Exercise goal:
Transcribe the records that follow exactly. Skip the pictures.

Record excerpts:
__________

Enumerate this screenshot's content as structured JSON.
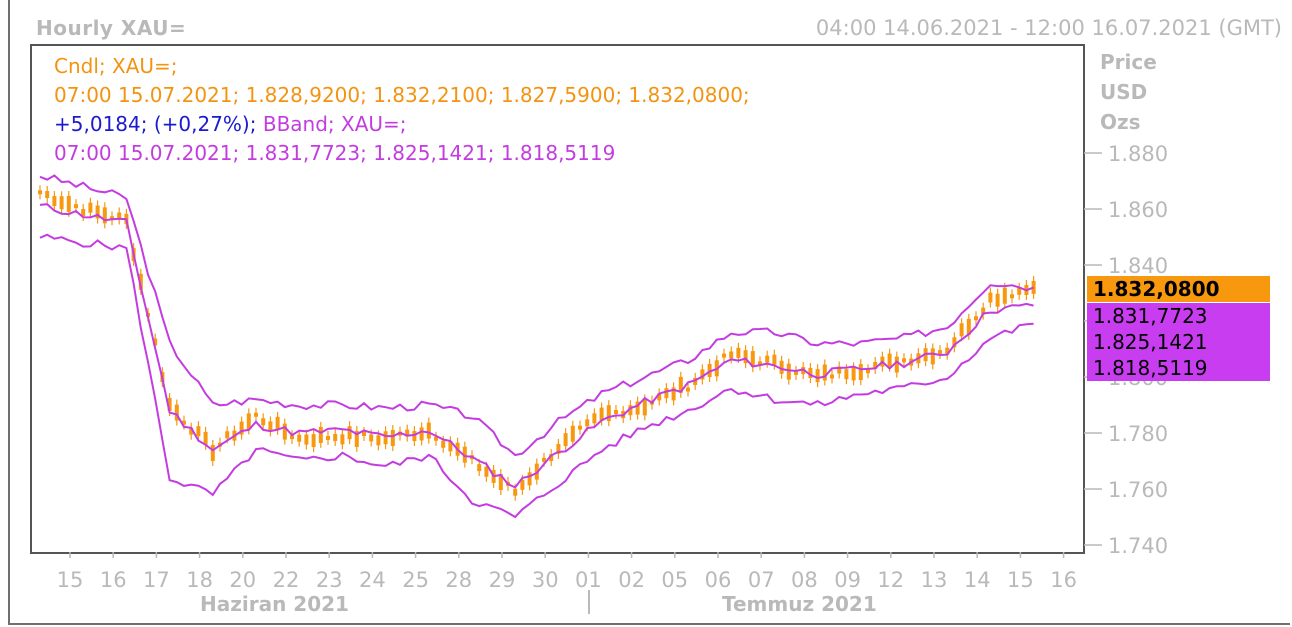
{
  "header": {
    "title": "Hourly XAU=",
    "range": "04:00 14.06.2021 - 12:00 16.07.2021 (GMT)"
  },
  "axis_unit": {
    "line1": "Price",
    "line2": "USD",
    "line3": "Ozs"
  },
  "legend": {
    "line1": "Cndl; XAU=;",
    "line2": "07:00 15.07.2021; 1.828,9200; 1.832,2100; 1.827,5900; 1.832,0800;",
    "line3_change": "+5,0184; (+0,27%);",
    "line3_bband": "BBand; XAU=;",
    "line4": "07:00 15.07.2021; 1.831,7723; 1.825,1421; 1.818,5119"
  },
  "price_tags": {
    "close": "1.832,0800",
    "bb_upper": "1.831,7723",
    "bb_mid": "1.825,1421",
    "bb_lower": "1.818,5119"
  },
  "months": {
    "june": "Haziran 2021",
    "july": "Temmuz 2021"
  },
  "colors": {
    "candle": "#f7980f",
    "bband": "#c33ce0",
    "change": "#1a1ad0",
    "axis_text": "#b9b9b9"
  },
  "chart_data": {
    "type": "line",
    "title": "Hourly XAU=",
    "ylabel": "Price USD Ozs",
    "ylim": [
      1740,
      1880
    ],
    "yticks": [
      "1.740",
      "1.760",
      "1.780",
      "1.800",
      "1.820",
      "1.840",
      "1.860",
      "1.880"
    ],
    "xtick_labels": [
      "15",
      "16",
      "17",
      "18",
      "20",
      "22",
      "23",
      "24",
      "25",
      "28",
      "29",
      "30",
      "01",
      "02",
      "05",
      "06",
      "07",
      "08",
      "09",
      "12",
      "13",
      "14",
      "15",
      "16"
    ],
    "x": [
      "15",
      "16",
      "17",
      "18",
      "20",
      "22",
      "23",
      "24",
      "25",
      "28",
      "29",
      "30",
      "01",
      "02",
      "05",
      "06",
      "07",
      "08",
      "09",
      "12",
      "13",
      "14",
      "15",
      "16"
    ],
    "series": [
      {
        "name": "Cndl",
        "values": [
          1866,
          1860,
          1856,
          1790,
          1774,
          1786,
          1778,
          1779,
          1778,
          1781,
          1770,
          1759,
          1775,
          1786,
          1790,
          1797,
          1808,
          1805,
          1800,
          1803,
          1806,
          1810,
          1828,
          1832
        ]
      },
      {
        "name": "BBand upper",
        "values": [
          1872,
          1868,
          1864,
          1812,
          1790,
          1792,
          1790,
          1790,
          1789,
          1790,
          1786,
          1772,
          1784,
          1794,
          1800,
          1806,
          1816,
          1816,
          1812,
          1812,
          1814,
          1818,
          1834,
          1832
        ]
      },
      {
        "name": "BBand lower",
        "values": [
          1850,
          1848,
          1846,
          1764,
          1758,
          1774,
          1770,
          1772,
          1768,
          1772,
          1756,
          1750,
          1762,
          1774,
          1782,
          1788,
          1796,
          1792,
          1790,
          1794,
          1796,
          1800,
          1814,
          1819
        ]
      }
    ]
  }
}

__________

Result below:
Enumerate this screenshot's content as structured JSON.
{
  "header": {
    "title": "Hourly XAU=",
    "range": "04:00 14.06.2021 - 12:00 16.07.2021 (GMT)"
  },
  "axis_unit": {
    "line1": "Price",
    "line2": "USD",
    "line3": "Ozs"
  },
  "legend": {
    "line1": "Cndl; XAU=;",
    "line2": "07:00 15.07.2021; 1.828,9200; 1.832,2100; 1.827,5900; 1.832,0800;",
    "line3_change": "+5,0184; (+0,27%);",
    "line3_bband": "BBand; XAU=;",
    "line4": "07:00 15.07.2021; 1.831,7723; 1.825,1421; 1.818,5119"
  },
  "price_tags": {
    "close": "1.832,0800",
    "bb_upper": "1.831,7723",
    "bb_mid": "1.825,1421",
    "bb_lower": "1.818,5119"
  },
  "months": {
    "june": "Haziran 2021",
    "july": "Temmuz 2021"
  },
  "colors": {
    "candle": "#f7980f",
    "bband": "#c33ce0",
    "change": "#1a1ad0",
    "axis_text": "#b9b9b9"
  },
  "chart_data": {
    "type": "line",
    "title": "Hourly XAU=",
    "ylabel": "Price USD Ozs",
    "ylim": [
      1740,
      1880
    ],
    "yticks": [
      "1.740",
      "1.760",
      "1.780",
      "1.800",
      "1.820",
      "1.840",
      "1.860",
      "1.880"
    ],
    "xtick_labels": [
      "15",
      "16",
      "17",
      "18",
      "20",
      "22",
      "23",
      "24",
      "25",
      "28",
      "29",
      "30",
      "01",
      "02",
      "05",
      "06",
      "07",
      "08",
      "09",
      "12",
      "13",
      "14",
      "15",
      "16"
    ],
    "x": [
      "15",
      "16",
      "17",
      "18",
      "20",
      "22",
      "23",
      "24",
      "25",
      "28",
      "29",
      "30",
      "01",
      "02",
      "05",
      "06",
      "07",
      "08",
      "09",
      "12",
      "13",
      "14",
      "15",
      "16"
    ],
    "series": [
      {
        "name": "Cndl",
        "values": [
          1866,
          1860,
          1856,
          1790,
          1774,
          1786,
          1778,
          1779,
          1778,
          1781,
          1770,
          1759,
          1775,
          1786,
          1790,
          1797,
          1808,
          1805,
          1800,
          1803,
          1806,
          1810,
          1828,
          1832
        ]
      },
      {
        "name": "BBand upper",
        "values": [
          1872,
          1868,
          1864,
          1812,
          1790,
          1792,
          1790,
          1790,
          1789,
          1790,
          1786,
          1772,
          1784,
          1794,
          1800,
          1806,
          1816,
          1816,
          1812,
          1812,
          1814,
          1818,
          1834,
          1832
        ]
      },
      {
        "name": "BBand lower",
        "values": [
          1850,
          1848,
          1846,
          1764,
          1758,
          1774,
          1770,
          1772,
          1768,
          1772,
          1756,
          1750,
          1762,
          1774,
          1782,
          1788,
          1796,
          1792,
          1790,
          1794,
          1796,
          1800,
          1814,
          1819
        ]
      }
    ]
  }
}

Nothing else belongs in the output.